Task data:
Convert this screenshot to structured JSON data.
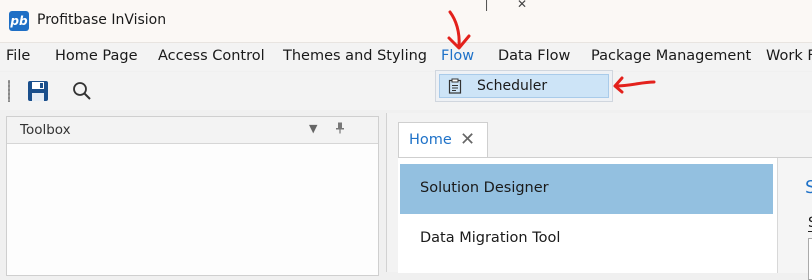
{
  "app": {
    "logo_text": "pb",
    "title": "Profitbase InVision"
  },
  "menu": {
    "items": [
      {
        "key": "file",
        "label": "File"
      },
      {
        "key": "home-page",
        "label": "Home Page"
      },
      {
        "key": "access-control",
        "label": "Access Control"
      },
      {
        "key": "themes-and-styling",
        "label": "Themes and Styling"
      },
      {
        "key": "flow",
        "label": "Flow"
      },
      {
        "key": "data-flow",
        "label": "Data Flow"
      },
      {
        "key": "package-management",
        "label": "Package Management"
      },
      {
        "key": "work-partial",
        "label": "Work F"
      }
    ],
    "active": "Flow",
    "dropdown": {
      "items": [
        {
          "label": "Scheduler",
          "icon": "clipboard-icon"
        }
      ]
    }
  },
  "toolbar": {
    "buttons": [
      {
        "icon": "save-icon"
      },
      {
        "icon": "search-icon"
      }
    ]
  },
  "toolbox": {
    "title": "Toolbox",
    "controls": [
      "chevron-down-icon",
      "pin-icon"
    ]
  },
  "document": {
    "tab": {
      "label": "Home",
      "close": "✕"
    },
    "list": [
      {
        "label": "Solution Designer",
        "selected": true
      },
      {
        "label": "Data Migration Tool",
        "selected": false
      }
    ],
    "right_panel": {
      "heading_partial": "S",
      "tab_partial": "S"
    }
  },
  "colors": {
    "accent": "#1f72c8",
    "selected_row": "#93c0e0",
    "annotation": "#e3211c"
  }
}
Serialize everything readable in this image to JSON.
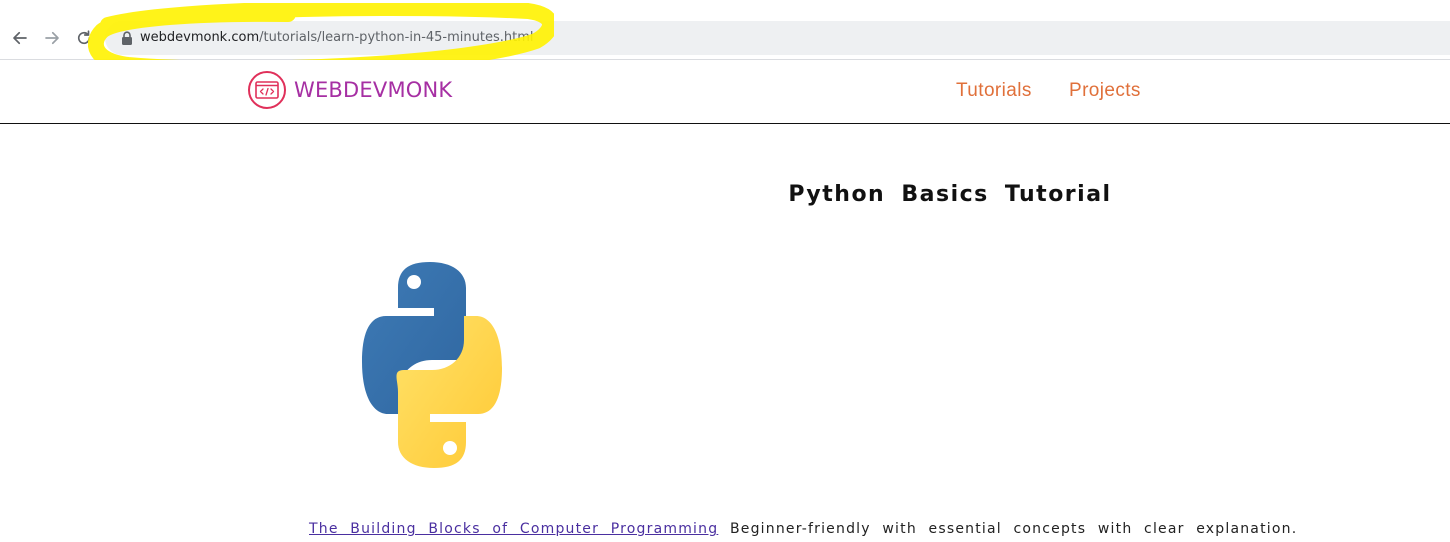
{
  "browser": {
    "url_domain": "webdevmonk.com",
    "url_path": "/tutorials/learn-python-in-45-minutes.html"
  },
  "header": {
    "logo_text": "WEBDEVMONK",
    "nav": [
      {
        "label": "Tutorials"
      },
      {
        "label": "Projects"
      }
    ]
  },
  "hero": {
    "title": "Python Basics Tutorial",
    "description_link": "The Building Blocks of Computer Programming",
    "description_text": " Beginner-friendly with essential concepts with clear explanation."
  },
  "colors": {
    "brand": "#a62fa3",
    "nav_link": "#e0703a",
    "highlight": "#fff200",
    "python_blue": "#3a74ab",
    "python_yellow": "#ffd23c"
  },
  "icons": [
    "back-arrow-icon",
    "forward-arrow-icon",
    "reload-icon",
    "lock-icon",
    "code-logo-icon",
    "python-logo-icon"
  ]
}
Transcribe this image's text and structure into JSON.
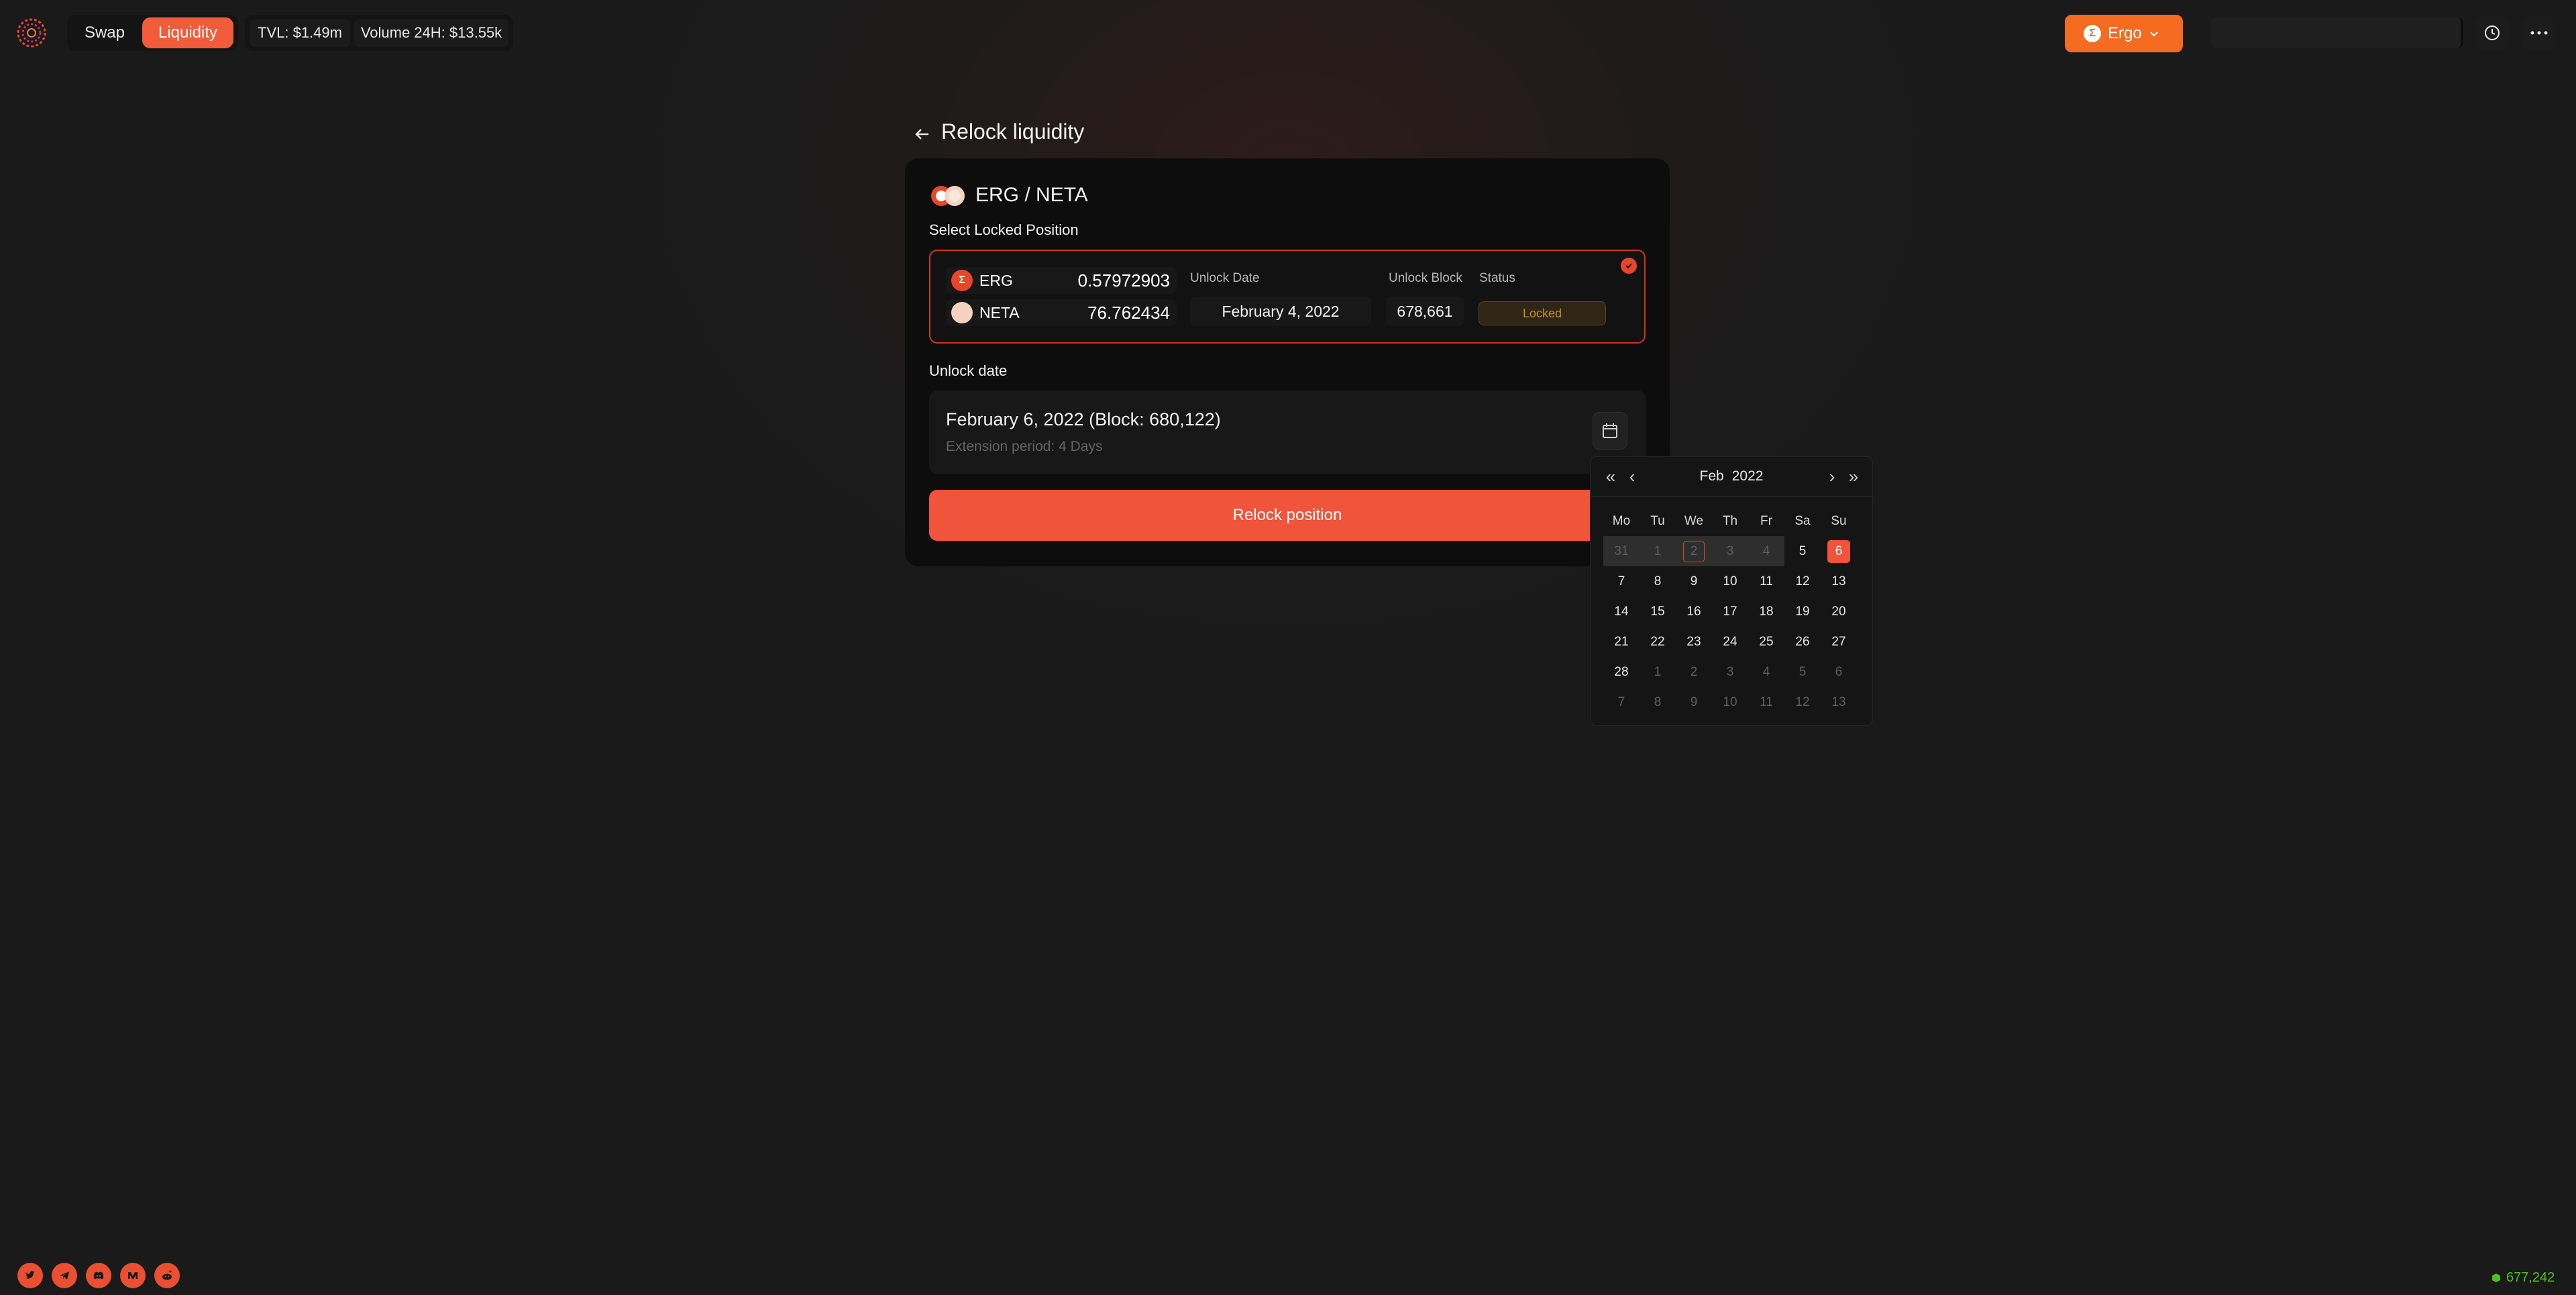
{
  "header": {
    "nav": {
      "swap_label": "Swap",
      "liquidity_label": "Liquidity"
    },
    "stats": {
      "tvl": "TVL: $1.49m",
      "volume": "Volume 24H: $13.55k"
    },
    "network": {
      "label": "Ergo",
      "icon": "ergo-icon"
    },
    "colors": {
      "accent": "#f25c3a",
      "network": "#f56b1f"
    }
  },
  "page": {
    "title": "Relock liquidity"
  },
  "card": {
    "pair": "ERG / NETA",
    "select_label": "Select Locked Position",
    "position": {
      "tokens": [
        {
          "symbol": "ERG",
          "amount": "0.57972903"
        },
        {
          "symbol": "NETA",
          "amount": "76.762434"
        }
      ],
      "unlock_date_label": "Unlock Date",
      "unlock_date": "February 4, 2022",
      "unlock_block_label": "Unlock Block",
      "unlock_block": "678,661",
      "status_label": "Status",
      "status": "Locked"
    },
    "unlock_section_label": "Unlock date",
    "unlock_value": "February 6, 2022 (Block: 680,122)",
    "extension_period": "Extension period: 4 Days",
    "relock_button": "Relock position"
  },
  "calendar": {
    "month": "Feb",
    "year": "2022",
    "weekdays": [
      "Mo",
      "Tu",
      "We",
      "Th",
      "Fr",
      "Sa",
      "Su"
    ],
    "weeks": [
      [
        "31",
        "1",
        "2",
        "3",
        "4",
        "5",
        "6"
      ],
      [
        "7",
        "8",
        "9",
        "10",
        "11",
        "12",
        "13"
      ],
      [
        "14",
        "15",
        "16",
        "17",
        "18",
        "19",
        "20"
      ],
      [
        "21",
        "22",
        "23",
        "24",
        "25",
        "26",
        "27"
      ],
      [
        "28",
        "1",
        "2",
        "3",
        "4",
        "5",
        "6"
      ],
      [
        "7",
        "8",
        "9",
        "10",
        "11",
        "12",
        "13"
      ]
    ],
    "today": "2",
    "selected": "6"
  },
  "footer": {
    "socials": [
      "twitter-icon",
      "telegram-icon",
      "discord-icon",
      "medium-icon",
      "reddit-icon"
    ],
    "block_height": "677,242"
  }
}
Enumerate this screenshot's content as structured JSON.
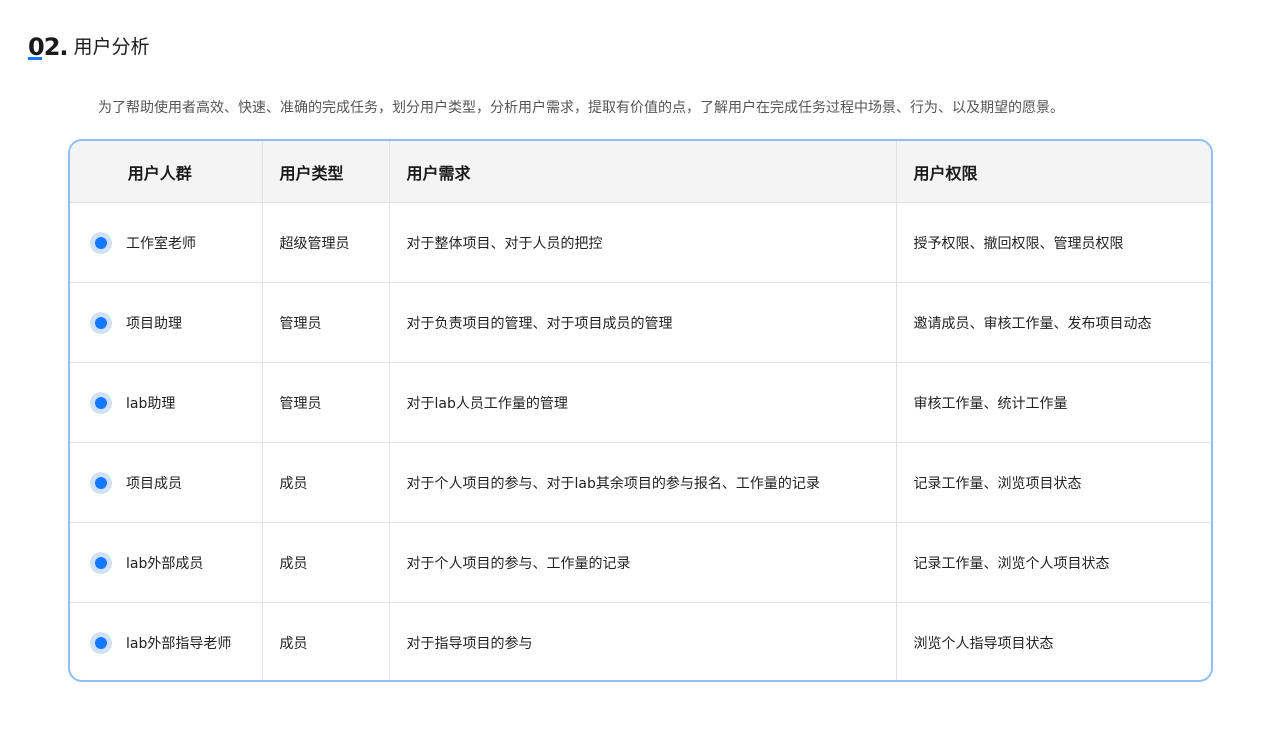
{
  "section": {
    "number": "02.",
    "label": "用户分析"
  },
  "intro": "为了帮助使用者高效、快速、准确的完成任务，划分用户类型，分析用户需求，提取有价值的点，了解用户在完成任务过程中场景、行为、以及期望的愿景。",
  "table": {
    "headers": [
      "用户人群",
      "用户类型",
      "用户需求",
      "用户权限"
    ],
    "rows": [
      {
        "group": "工作室老师",
        "type": "超级管理员",
        "need": "对于整体项目、对于人员的把控",
        "permission": "授予权限、撤回权限、管理员权限"
      },
      {
        "group": "项目助理",
        "type": "管理员",
        "need": "对于负责项目的管理、对于项目成员的管理",
        "permission": "邀请成员、审核工作量、发布项目动态"
      },
      {
        "group": "lab助理",
        "type": "管理员",
        "need": "对于lab人员工作量的管理",
        "permission": "审核工作量、统计工作量"
      },
      {
        "group": "项目成员",
        "type": "成员",
        "need": "对于个人项目的参与、对于lab其余项目的参与报名、工作量的记录",
        "permission": "记录工作量、浏览项目状态"
      },
      {
        "group": "lab外部成员",
        "type": "成员",
        "need": "对于个人项目的参与、工作量的记录",
        "permission": "记录工作量、浏览个人项目状态"
      },
      {
        "group": "lab外部指导老师",
        "type": "成员",
        "need": "对于指导项目的参与",
        "permission": "浏览个人指导项目状态"
      }
    ]
  },
  "colors": {
    "accent": "#1677ff",
    "dot_halo": "#cfe1fb",
    "frame_border": "#8fbff3",
    "header_bg": "#f4f4f4"
  },
  "icons": {
    "row_marker": "bullet-dot-icon"
  }
}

Task prompt: Tally how many lines in the material above hold the word "group". Write only that number.

Answer for this exercise: 6